> [Rows]:
*****
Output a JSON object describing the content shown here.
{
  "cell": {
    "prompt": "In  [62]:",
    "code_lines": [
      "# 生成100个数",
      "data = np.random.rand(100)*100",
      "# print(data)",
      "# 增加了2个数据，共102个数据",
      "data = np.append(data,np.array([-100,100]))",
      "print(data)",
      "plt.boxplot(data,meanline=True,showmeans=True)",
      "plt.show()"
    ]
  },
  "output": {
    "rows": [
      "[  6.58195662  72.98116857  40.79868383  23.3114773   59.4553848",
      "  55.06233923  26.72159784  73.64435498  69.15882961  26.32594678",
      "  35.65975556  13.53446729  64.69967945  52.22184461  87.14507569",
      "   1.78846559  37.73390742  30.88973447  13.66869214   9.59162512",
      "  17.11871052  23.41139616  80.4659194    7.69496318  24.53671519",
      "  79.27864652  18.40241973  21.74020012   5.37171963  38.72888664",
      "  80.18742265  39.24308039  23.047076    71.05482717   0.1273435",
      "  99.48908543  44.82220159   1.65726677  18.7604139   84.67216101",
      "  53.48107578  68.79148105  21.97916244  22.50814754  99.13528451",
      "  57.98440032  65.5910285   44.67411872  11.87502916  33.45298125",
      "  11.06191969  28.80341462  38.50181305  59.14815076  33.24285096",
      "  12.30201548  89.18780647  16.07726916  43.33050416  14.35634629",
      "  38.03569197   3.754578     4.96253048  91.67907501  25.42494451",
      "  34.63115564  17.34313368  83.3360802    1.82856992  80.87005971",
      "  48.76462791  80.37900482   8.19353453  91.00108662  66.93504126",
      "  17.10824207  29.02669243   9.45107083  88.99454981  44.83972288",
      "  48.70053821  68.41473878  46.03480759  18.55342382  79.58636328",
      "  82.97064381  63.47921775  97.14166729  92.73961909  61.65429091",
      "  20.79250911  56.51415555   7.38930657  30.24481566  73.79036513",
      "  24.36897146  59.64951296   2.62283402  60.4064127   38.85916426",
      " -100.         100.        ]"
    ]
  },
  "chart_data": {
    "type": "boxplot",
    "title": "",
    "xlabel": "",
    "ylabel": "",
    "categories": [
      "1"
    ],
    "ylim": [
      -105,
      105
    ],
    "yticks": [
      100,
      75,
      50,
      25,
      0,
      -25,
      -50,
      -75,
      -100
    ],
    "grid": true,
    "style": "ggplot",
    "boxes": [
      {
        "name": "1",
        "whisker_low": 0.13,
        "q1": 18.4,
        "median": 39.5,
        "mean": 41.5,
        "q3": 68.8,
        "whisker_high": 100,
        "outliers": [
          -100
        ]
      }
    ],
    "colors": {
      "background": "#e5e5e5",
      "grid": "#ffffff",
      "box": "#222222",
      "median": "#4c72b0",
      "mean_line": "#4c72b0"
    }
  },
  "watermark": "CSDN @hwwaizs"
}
*****
> [The task]: Give all of the entries again, word for word.

> [Written answer]:
Output a JSON object describing the content shown here.
{
  "cell": {
    "prompt": "In  [62]:",
    "code_lines": [
      "# 生成100个数",
      "data = np.random.rand(100)*100",
      "# print(data)",
      "# 增加了2个数据，共102个数据",
      "data = np.append(data,np.array([-100,100]))",
      "print(data)",
      "plt.boxplot(data,meanline=True,showmeans=True)",
      "plt.show()"
    ]
  },
  "output": {
    "rows": [
      "[  6.58195662  72.98116857  40.79868383  23.3114773   59.4553848",
      "  55.06233923  26.72159784  73.64435498  69.15882961  26.32594678",
      "  35.65975556  13.53446729  64.69967945  52.22184461  87.14507569",
      "   1.78846559  37.73390742  30.88973447  13.66869214   9.59162512",
      "  17.11871052  23.41139616  80.4659194    7.69496318  24.53671519",
      "  79.27864652  18.40241973  21.74020012   5.37171963  38.72888664",
      "  80.18742265  39.24308039  23.047076    71.05482717   0.1273435",
      "  99.48908543  44.82220159   1.65726677  18.7604139   84.67216101",
      "  53.48107578  68.79148105  21.97916244  22.50814754  99.13528451",
      "  57.98440032  65.5910285   44.67411872  11.87502916  33.45298125",
      "  11.06191969  28.80341462  38.50181305  59.14815076  33.24285096",
      "  12.30201548  89.18780647  16.07726916  43.33050416  14.35634629",
      "  38.03569197   3.754578     4.96253048  91.67907501  25.42494451",
      "  34.63115564  17.34313368  83.3360802    1.82856992  80.87005971",
      "  48.76462791  80.37900482   8.19353453  91.00108662  66.93504126",
      "  17.10824207  29.02669243   9.45107083  88.99454981  44.83972288",
      "  48.70053821  68.41473878  46.03480759  18.55342382  79.58636328",
      "  82.97064381  63.47921775  97.14166729  92.73961909  61.65429091",
      "  20.79250911  56.51415555   7.38930657  30.24481566  73.79036513",
      "  24.36897146  59.64951296   2.62283402  60.4064127   38.85916426",
      " -100.         100.        ]"
    ]
  },
  "chart_data": {
    "type": "boxplot",
    "title": "",
    "xlabel": "",
    "ylabel": "",
    "categories": [
      "1"
    ],
    "ylim": [
      -105,
      105
    ],
    "yticks": [
      100,
      75,
      50,
      25,
      0,
      -25,
      -50,
      -75,
      -100
    ],
    "grid": true,
    "style": "ggplot",
    "boxes": [
      {
        "name": "1",
        "whisker_low": 0.13,
        "q1": 18.4,
        "median": 39.5,
        "mean": 41.5,
        "q3": 68.8,
        "whisker_high": 100,
        "outliers": [
          -100
        ]
      }
    ],
    "colors": {
      "background": "#e5e5e5",
      "grid": "#ffffff",
      "box": "#222222",
      "median": "#4c72b0",
      "mean_line": "#4c72b0"
    }
  },
  "watermark": "CSDN @hwwaizs"
}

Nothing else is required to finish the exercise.